• _Your objective_
How many lines in the records below hold the string "this"? Please answer with the number and nothing more.

• _Extracted entries_
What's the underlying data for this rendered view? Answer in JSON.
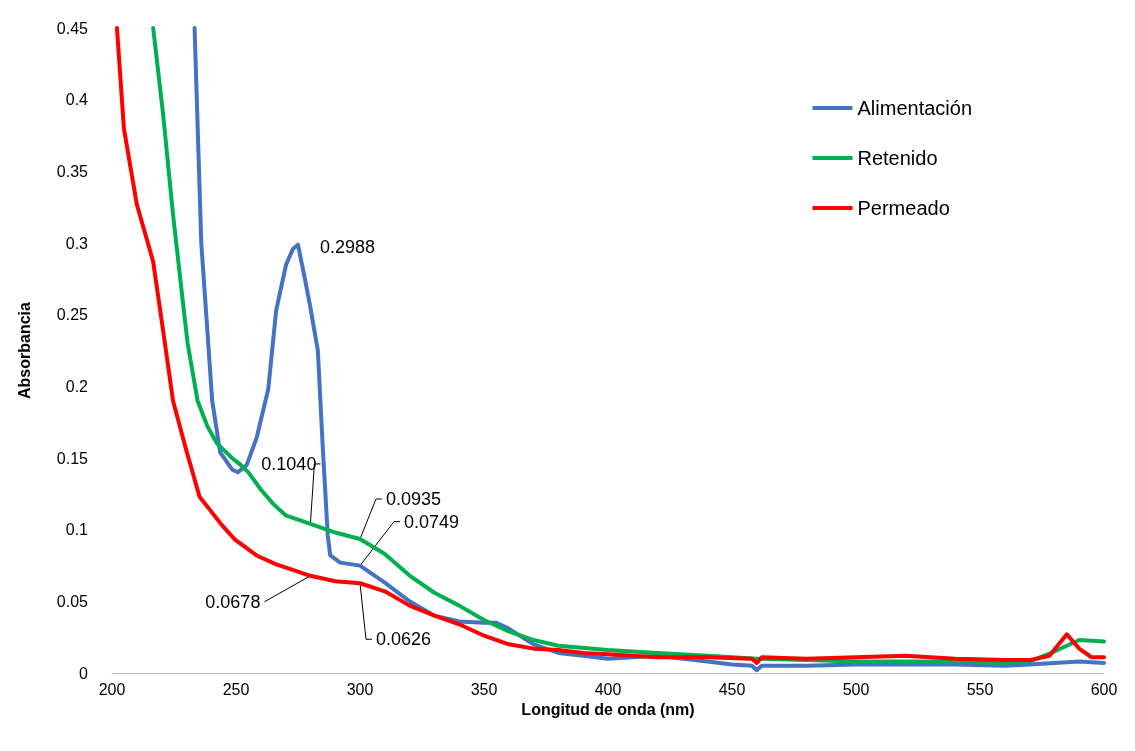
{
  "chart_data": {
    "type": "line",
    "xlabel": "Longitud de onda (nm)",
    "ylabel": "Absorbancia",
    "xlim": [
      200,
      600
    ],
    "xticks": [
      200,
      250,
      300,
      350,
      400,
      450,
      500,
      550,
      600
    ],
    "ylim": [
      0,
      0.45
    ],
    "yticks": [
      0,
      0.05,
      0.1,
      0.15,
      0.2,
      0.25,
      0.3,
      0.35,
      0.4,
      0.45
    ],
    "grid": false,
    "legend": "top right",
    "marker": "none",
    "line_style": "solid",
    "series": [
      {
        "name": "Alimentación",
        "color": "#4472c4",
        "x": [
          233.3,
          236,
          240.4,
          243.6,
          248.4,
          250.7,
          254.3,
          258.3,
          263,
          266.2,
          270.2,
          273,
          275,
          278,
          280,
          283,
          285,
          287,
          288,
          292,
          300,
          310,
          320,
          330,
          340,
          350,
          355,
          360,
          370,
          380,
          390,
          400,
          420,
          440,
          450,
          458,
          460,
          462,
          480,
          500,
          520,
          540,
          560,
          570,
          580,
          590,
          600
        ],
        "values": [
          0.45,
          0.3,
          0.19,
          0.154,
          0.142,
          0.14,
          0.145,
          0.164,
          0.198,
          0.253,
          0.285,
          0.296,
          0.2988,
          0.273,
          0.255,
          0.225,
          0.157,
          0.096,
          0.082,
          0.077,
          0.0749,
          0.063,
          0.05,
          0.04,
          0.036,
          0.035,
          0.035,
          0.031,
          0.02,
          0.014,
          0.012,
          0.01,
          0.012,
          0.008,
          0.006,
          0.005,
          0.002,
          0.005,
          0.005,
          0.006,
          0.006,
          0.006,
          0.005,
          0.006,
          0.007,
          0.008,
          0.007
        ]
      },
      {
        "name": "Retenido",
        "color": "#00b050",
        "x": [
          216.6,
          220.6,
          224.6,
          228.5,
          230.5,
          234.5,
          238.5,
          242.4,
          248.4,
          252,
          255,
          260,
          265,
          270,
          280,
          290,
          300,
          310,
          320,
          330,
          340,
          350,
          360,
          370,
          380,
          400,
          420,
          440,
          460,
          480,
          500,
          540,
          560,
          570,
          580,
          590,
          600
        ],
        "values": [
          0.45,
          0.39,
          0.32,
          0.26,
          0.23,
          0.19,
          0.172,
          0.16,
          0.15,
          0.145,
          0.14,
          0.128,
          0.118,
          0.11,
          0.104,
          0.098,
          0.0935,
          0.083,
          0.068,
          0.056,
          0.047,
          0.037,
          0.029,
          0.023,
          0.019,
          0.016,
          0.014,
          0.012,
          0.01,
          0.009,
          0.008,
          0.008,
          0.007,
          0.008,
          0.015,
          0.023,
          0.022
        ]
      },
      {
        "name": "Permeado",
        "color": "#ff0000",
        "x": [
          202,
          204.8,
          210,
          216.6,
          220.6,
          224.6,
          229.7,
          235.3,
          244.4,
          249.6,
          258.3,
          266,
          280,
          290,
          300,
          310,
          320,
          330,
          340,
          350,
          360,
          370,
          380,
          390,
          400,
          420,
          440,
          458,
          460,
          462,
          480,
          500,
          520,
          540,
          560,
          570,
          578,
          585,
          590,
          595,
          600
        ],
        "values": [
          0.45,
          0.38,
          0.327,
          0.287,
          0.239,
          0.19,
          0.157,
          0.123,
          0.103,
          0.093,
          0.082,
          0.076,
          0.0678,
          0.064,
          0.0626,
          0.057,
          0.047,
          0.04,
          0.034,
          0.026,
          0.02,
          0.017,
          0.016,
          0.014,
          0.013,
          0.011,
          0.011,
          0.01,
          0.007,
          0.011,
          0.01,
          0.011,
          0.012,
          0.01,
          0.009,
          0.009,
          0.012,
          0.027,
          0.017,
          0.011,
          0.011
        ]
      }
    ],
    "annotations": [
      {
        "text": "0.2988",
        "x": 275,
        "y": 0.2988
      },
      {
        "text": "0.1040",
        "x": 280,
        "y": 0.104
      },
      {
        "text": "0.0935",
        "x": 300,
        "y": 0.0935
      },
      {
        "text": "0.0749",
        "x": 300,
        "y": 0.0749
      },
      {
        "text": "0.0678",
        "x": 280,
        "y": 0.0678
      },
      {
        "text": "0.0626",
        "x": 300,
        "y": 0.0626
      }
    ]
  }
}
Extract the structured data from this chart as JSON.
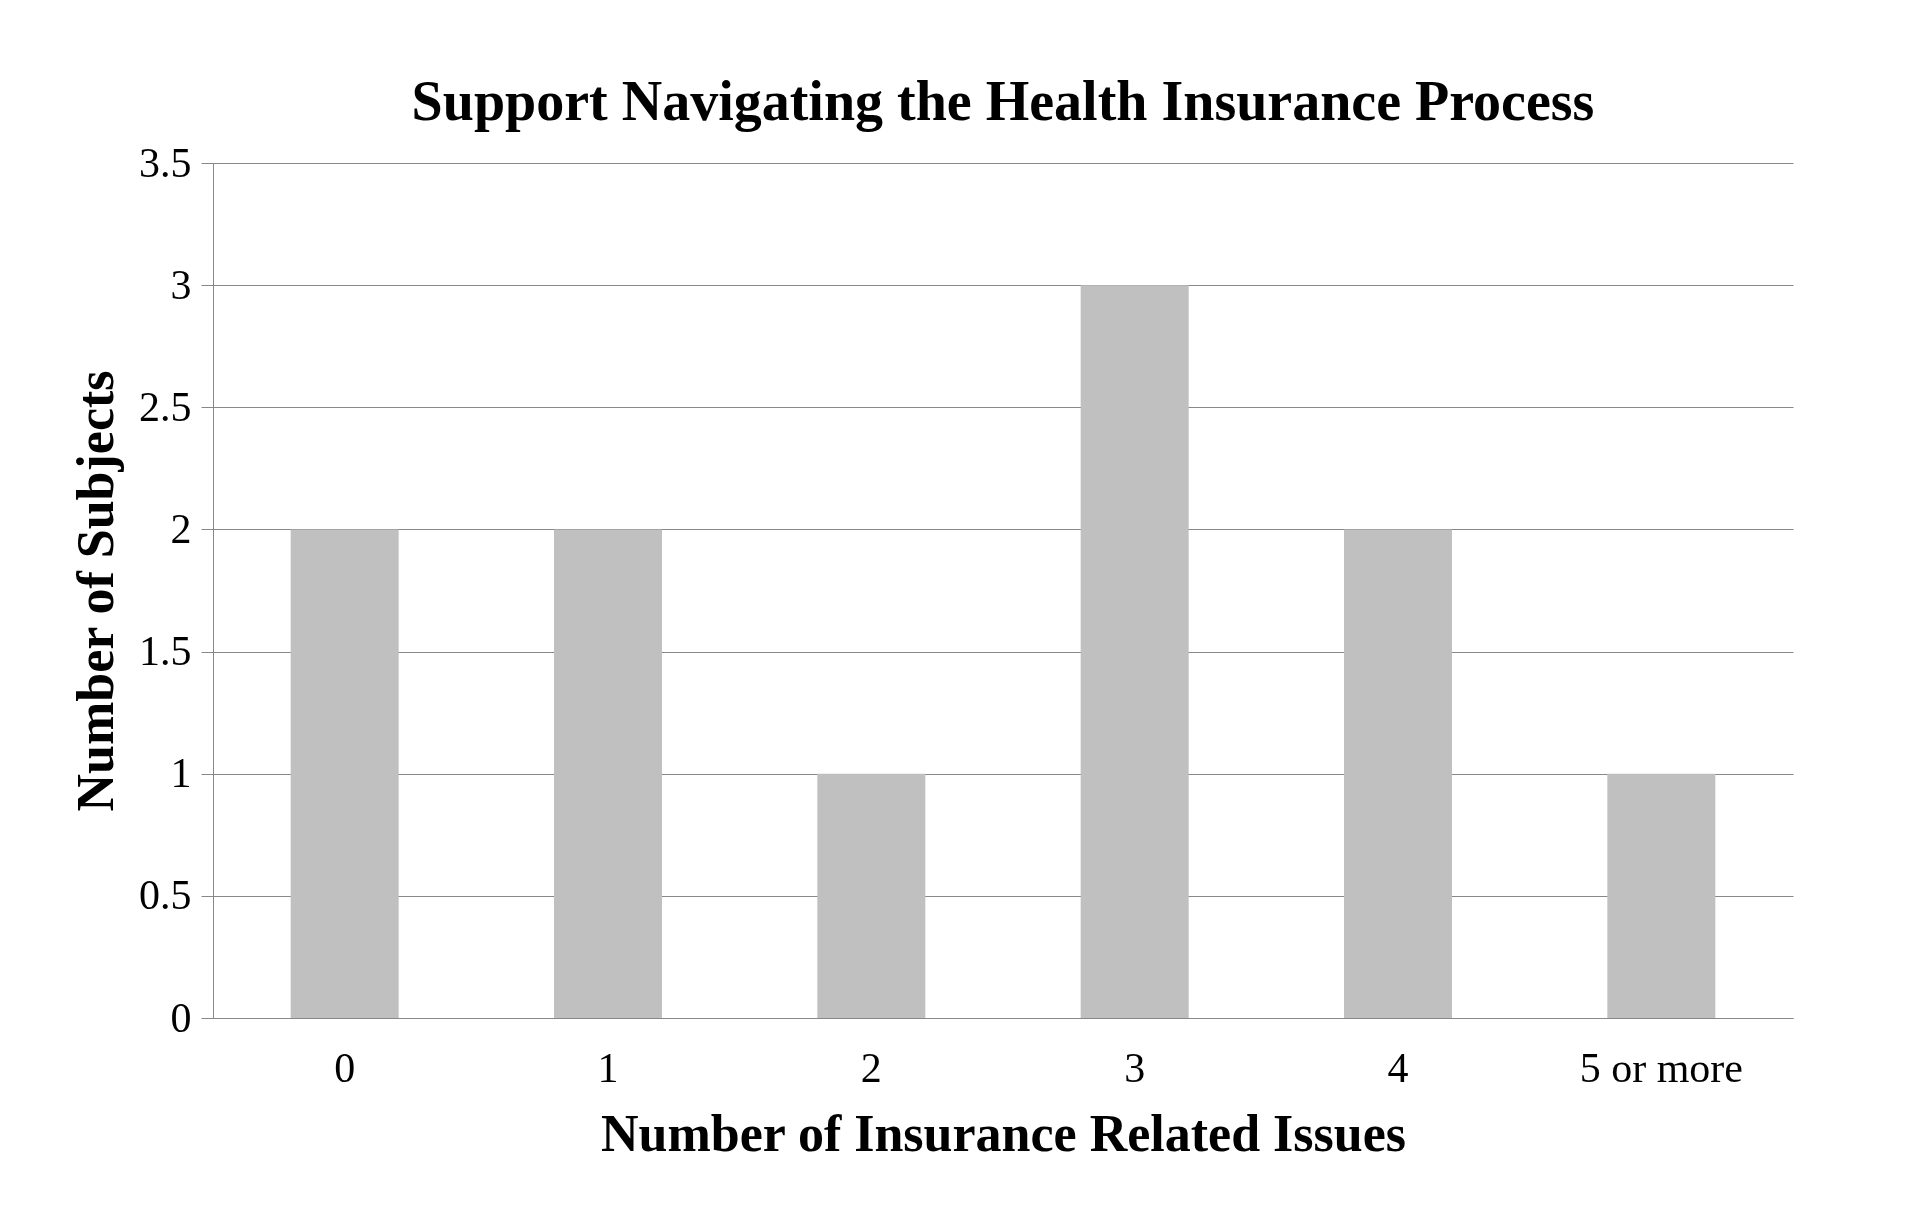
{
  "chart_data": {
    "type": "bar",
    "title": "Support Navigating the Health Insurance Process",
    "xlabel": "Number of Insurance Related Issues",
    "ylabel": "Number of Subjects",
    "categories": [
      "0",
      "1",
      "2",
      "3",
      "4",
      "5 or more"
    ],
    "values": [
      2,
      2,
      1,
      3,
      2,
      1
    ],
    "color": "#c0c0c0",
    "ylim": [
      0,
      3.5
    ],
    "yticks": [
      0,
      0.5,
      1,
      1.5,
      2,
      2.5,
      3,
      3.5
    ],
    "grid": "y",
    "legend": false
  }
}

• _Task solution_
2